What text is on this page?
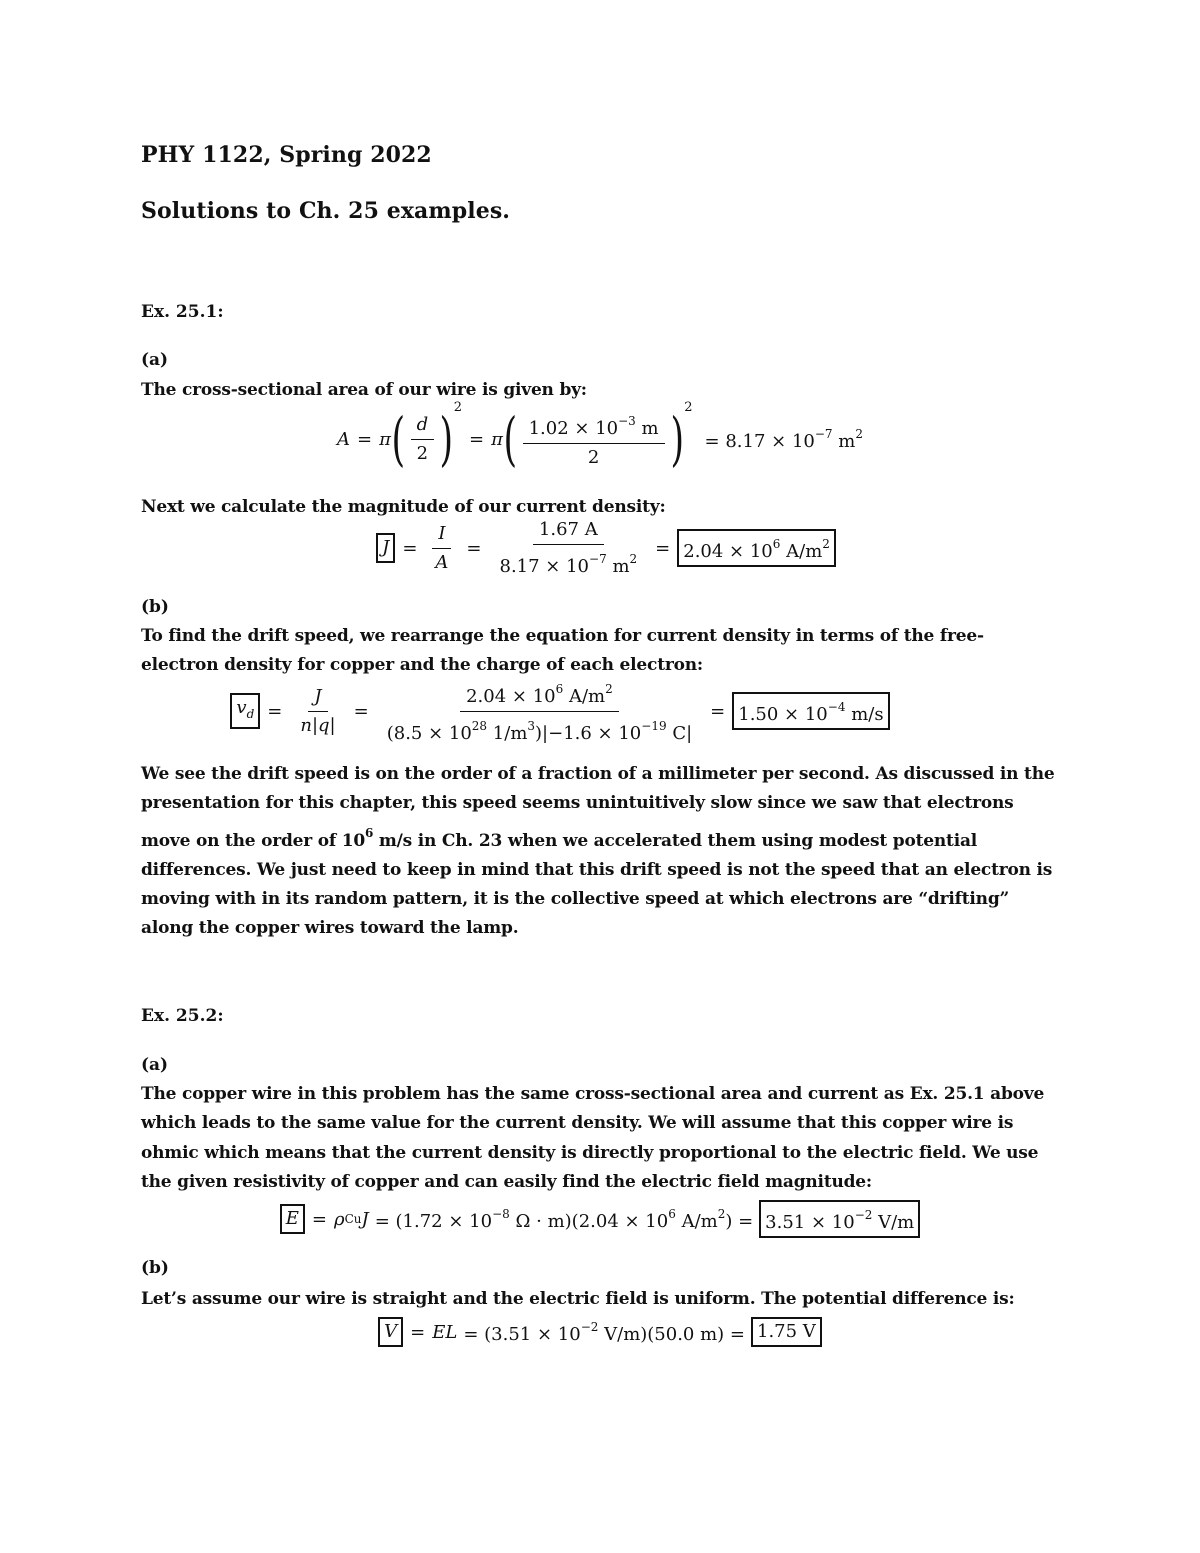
PHY 1122, Spring 2022
Solutions to Ch. 25 examples.
Ex. 25.1:
(a)
The cross-sectional area of our wire is given by:
A = π ( $\frac{d}{2}$ ) 2
= π ( $\frac{1.02 \times 10^{-3} m}{2}$ ) 2
= $8.17 \times 10^{-7}$ $m^2$
Next we calculate the magnitude of our current density:
$J = \frac{I}{A} = \frac{1.67 A}{8.17 \times 10^{-7} m^2} = 2.04 \times 10^6$ $A/m^2$
(b)
To find the drift speed, we rearrange the equation for current density in terms of the free-electron density for copper and the charge of each electron:
$v_d = \frac{J}{n|q|} = \frac{2.04 \times 10^6 A/m^2}{(8.5 \times 10^{28} 1/m^3)|-1.6 \times 10^{-19} C|} = 1.50 \times 10^{-4}$ m/s
We see the drift speed is on the order of a fraction of a millimeter per second. As discussed in the presentation for this chapter, this speed seems unintuitively slow since we saw that electrons move on the order of $10^6$ m/s in Ch. 23 when we accelerated them using modest potential differences. We just need to keep in mind that this drift speed is not the speed that an electron is moving with in its random pattern, it is the collective speed at which electrons are “drifting” along the copper wires toward the lamp.
Ex. 25.2:
(a)
The copper wire in this problem has the same cross-sectional area and current as Ex. 25.1 above which leads to the same value for the current density. We will assume that this copper wire is ohmic which means that the current density is directly proportional to the electric field. We use the given resistivity of copper and can easily find the electric field magnitude:
E = ρ Cu $J = (1.72 \times 10^{-8}$ $\Omega \cdot m)(2.04 \times 10^6$ $A/m^2) = 3.51 \times 10^{-2}$ V/m
(b)
Let’s assume our wire is straight and the electric field is uniform. The potential difference is:
V = EL = ($3.51 \times 10^{-2}$ V/m)(50.0 m) = 1.75 V
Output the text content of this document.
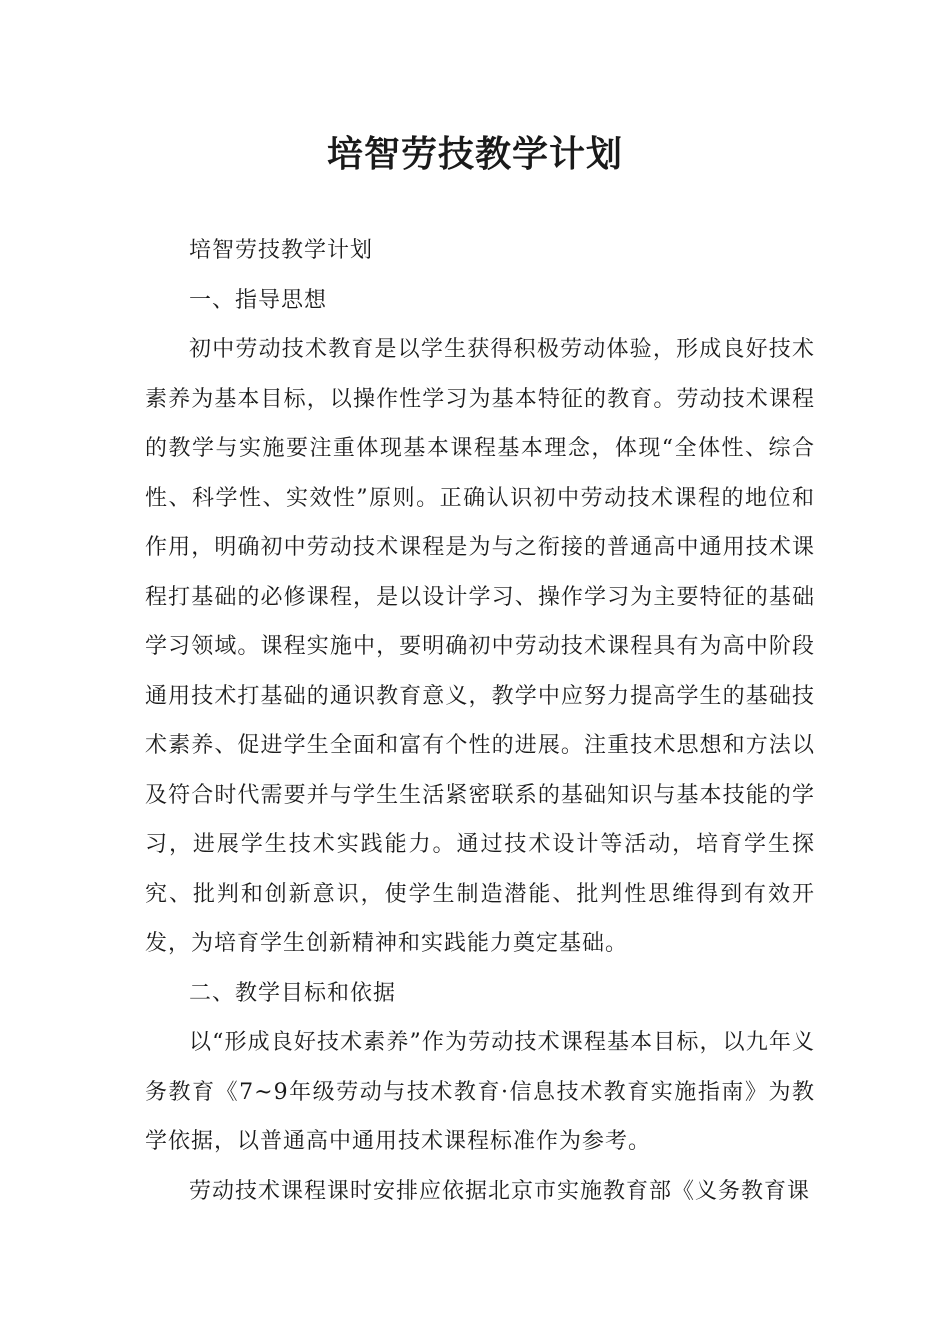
培智劳技教学计划

培智劳技教学计划

一、指导思想

初中劳动技术教育是以学生获得积极劳动体验，形成良好技术素养为基本目标，以操作性学习为基本特征的教育。劳动技术课程的教学与实施要注重体现基本课程基本理念，体现“全体性、综合性、科学性、实效性”原则。正确认识初中劳动技术课程的地位和作用，明确初中劳动技术课程是为与之衔接的普通高中通用技术课程打基础的必修课程，是以设计学习、操作学习为主要特征的基础学习领域。课程实施中，要明确初中劳动技术课程具有为高中阶段通用技术打基础的通识教育意义，教学中应努力提高学生的基础技术素养、促进学生全面和富有个性的进展。注重技术思想和方法以及符合时代需要并与学生生活紧密联系的基础知识与基本技能的学习，进展学生技术实践能力。通过技术设计等活动，培育学生探究、批判和创新意识，使学生制造潜能、批判性思维得到有效开发，为培育学生创新精神和实践能力奠定基础。

二、教学目标和依据

以“形成良好技术素养”作为劳动技术课程基本目标，以九年义务教育《7~9年级劳动与技术教育·信息技术教育实施指南》为教学依据，以普通高中通用技术课程标准作为参考。

劳动技术课程课时安排应依据北京市实施教育部《义务教育课
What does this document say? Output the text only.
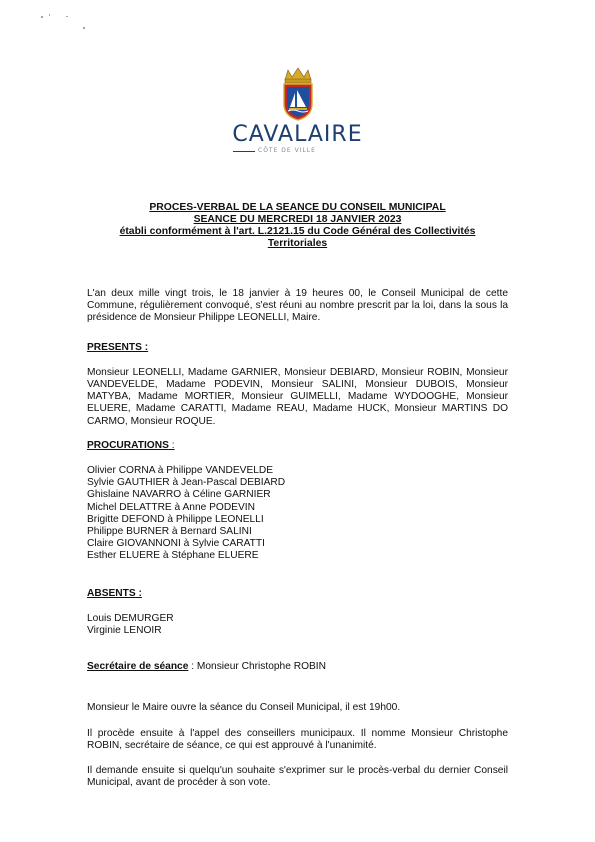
CAVALAIRE
CÔTE DE VILLE
PROCES-VERBAL DE LA SEANCE DU CONSEIL MUNICIPAL
SEANCE DU MERCREDI 18 JANVIER 2023
établi conformément à l'art. L.2121.15 du Code Général des Collectivités
Territoriales

L'an deux mille vingt trois, le 18 janvier à 19 heures 00, le Conseil Municipal de cette Commune, régulièrement convoqué, s'est réuni au nombre prescrit par la loi, dans la sous la présidence de Monsieur Philippe LEONELLI, Maire.

PRESENTS :

Monsieur LEONELLI, Madame GARNIER, Monsieur DEBIARD, Monsieur ROBIN, Monsieur VANDEVELDE, Madame PODEVIN, Monsieur SALINI, Monsieur DUBOIS, Monsieur MATYBA, Madame MORTIER, Monsieur GUIMELLI, Madame WYDOOGHE, Monsieur ELUERE, Madame CARATTI, Madame REAU, Madame HUCK, Monsieur MARTINS DO CARMO, Monsieur ROQUE.

PROCURATIONS :

Olivier CORNA à Philippe VANDEVELDE
Sylvie GAUTHIER à Jean-Pascal DEBIARD
Ghislaine NAVARRO à Céline GARNIER
Michel DELATTRE à Anne PODEVIN
Brigitte DEFOND à Philippe LEONELLI
Philippe BURNER à Bernard SALINI
Claire GIOVANNONI à Sylvie CARATTI
Esther ELUERE à Stéphane ELUERE

ABSENTS :

Louis DEMURGER
Virginie LENOIR

Secrétaire de séance : Monsieur Christophe ROBIN

Monsieur le Maire ouvre la séance du Conseil Municipal, il est 19h00.

Il procède ensuite à l'appel des conseillers municipaux. Il nomme Monsieur Christophe ROBIN, secrétaire de séance, ce qui est approuvé à l'unanimité.

Il demande ensuite si quelqu'un souhaite s'exprimer sur le procès-verbal du dernier Conseil Municipal, avant de procéder à son vote.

┄┄┄┄┄┄┄┄┄┄

PROBLEM ▸
The records above must be echoed exactly, minus their pictures.

SOLUTION FOR THIS PROBLEM ▸
What text is on this page?
PHY 1122, Spring 2022
Solutions to Ch. 25 examples.
Ex. 25.1:
(a)
The cross-sectional area of our wire is given by:
A = π ( $\frac{d}{2}$ ) 2
= π ( $\frac{1.02 \times 10^{-3} m}{2}$ ) 2
= $8.17 \times 10^{-7}$ $m^2$
Next we calculate the magnitude of our current density:
$J = \frac{I}{A} = \frac{1.67 A}{8.17 \times 10^{-7} m^2} = 2.04 \times 10^6$ $A/m^2$
(b)
To find the drift speed, we rearrange the equation for current density in terms of the free-electron density for copper and the charge of each electron:
$v_d = \frac{J}{n|q|} = \frac{2.04 \times 10^6 A/m^2}{(8.5 \times 10^{28} 1/m^3)|-1.6 \times 10^{-19} C|} = 1.50 \times 10^{-4}$ m/s
We see the drift speed is on the order of a fraction of a millimeter per second. As discussed in the presentation for this chapter, this speed seems unintuitively slow since we saw that electrons move on the order of $10^6$ m/s in Ch. 23 when we accelerated them using modest potential differences. We just need to keep in mind that this drift speed is not the speed that an electron is moving with in its random pattern, it is the collective speed at which electrons are “drifting” along the copper wires toward the lamp.
Ex. 25.2:
(a)
The copper wire in this problem has the same cross-sectional area and current as Ex. 25.1 above which leads to the same value for the current density. We will assume that this copper wire is ohmic which means that the current density is directly proportional to the electric field. We use the given resistivity of copper and can easily find the electric field magnitude:
E = ρ Cu $J = (1.72 \times 10^{-8}$ $\Omega \cdot m)(2.04 \times 10^6$ $A/m^2) = 3.51 \times 10^{-2}$ V/m
(b)
Let’s assume our wire is straight and the electric field is uniform. The potential difference is:
V = EL = ($3.51 \times 10^{-2}$ V/m)(50.0 m) = 1.75 V
Output the text content of this document.
培智劳技教学计划

培智劳技教学计划

一、指导思想

初中劳动技术教育是以学生获得积极劳动体验，形成良好技术素养为基本目标，以操作性学习为基本特征的教育。劳动技术课程的教学与实施要注重体现基本课程基本理念，体现“全体性、综合性、科学性、实效性”原则。正确认识初中劳动技术课程的地位和作用，明确初中劳动技术课程是为与之衔接的普通高中通用技术课程打基础的必修课程，是以设计学习、操作学习为主要特征的基础学习领域。课程实施中，要明确初中劳动技术课程具有为高中阶段通用技术打基础的通识教育意义，教学中应努力提高学生的基础技术素养、促进学生全面和富有个性的进展。注重技术思想和方法以及符合时代需要并与学生生活紧密联系的基础知识与基本技能的学习，进展学生技术实践能力。通过技术设计等活动，培育学生探究、批判和创新意识，使学生制造潜能、批判性思维得到有效开发，为培育学生创新精神和实践能力奠定基础。

二、教学目标和依据

以“形成良好技术素养”作为劳动技术课程基本目标，以九年义务教育《7~9年级劳动与技术教育·信息技术教育实施指南》为教学依据，以普通高中通用技术课程标准作为参考。

劳动技术课程课时安排应依据北京市实施教育部《义务教育课
What does this document say? Output the text only.
CAVALAIRE
CÔTE DE VILLE
PROCES-VERBAL DE LA SEANCE DU CONSEIL MUNICIPAL
SEANCE DU MERCREDI 18 JANVIER 2023
établi conformément à l'art. L.2121.15 du Code Général des Collectivités
Territoriales

L'an deux mille vingt trois, le 18 janvier à 19 heures 00, le Conseil Municipal de cette Commune, régulièrement convoqué, s'est réuni au nombre prescrit par la loi, dans la sous la présidence de Monsieur Philippe LEONELLI, Maire.

PRESENTS :

Monsieur LEONELLI, Madame GARNIER, Monsieur DEBIARD, Monsieur ROBIN, Monsieur VANDEVELDE, Madame PODEVIN, Monsieur SALINI, Monsieur DUBOIS, Monsieur MATYBA, Madame MORTIER, Monsieur GUIMELLI, Madame WYDOOGHE, Monsieur ELUERE, Madame CARATTI, Madame REAU, Madame HUCK, Monsieur MARTINS DO CARMO, Monsieur ROQUE.

PROCURATIONS :

Olivier CORNA à Philippe VANDEVELDE
Sylvie GAUTHIER à Jean-Pascal DEBIARD
Ghislaine NAVARRO à Céline GARNIER
Michel DELATTRE à Anne PODEVIN
Brigitte DEFOND à Philippe LEONELLI
Philippe BURNER à Bernard SALINI
Claire GIOVANNONI à Sylvie CARATTI
Esther ELUERE à Stéphane ELUERE

ABSENTS :

Louis DEMURGER
Virginie LENOIR

Secrétaire de séance : Monsieur Christophe ROBIN

Monsieur le Maire ouvre la séance du Conseil Municipal, il est 19h00.

Il procède ensuite à l'appel des conseillers municipaux. Il nomme Monsieur Christophe ROBIN, secrétaire de séance, ce qui est approuvé à l'unanimité.

Il demande ensuite si quelqu'un souhaite s'exprimer sur le procès-verbal du dernier Conseil Municipal, avant de procéder à son vote.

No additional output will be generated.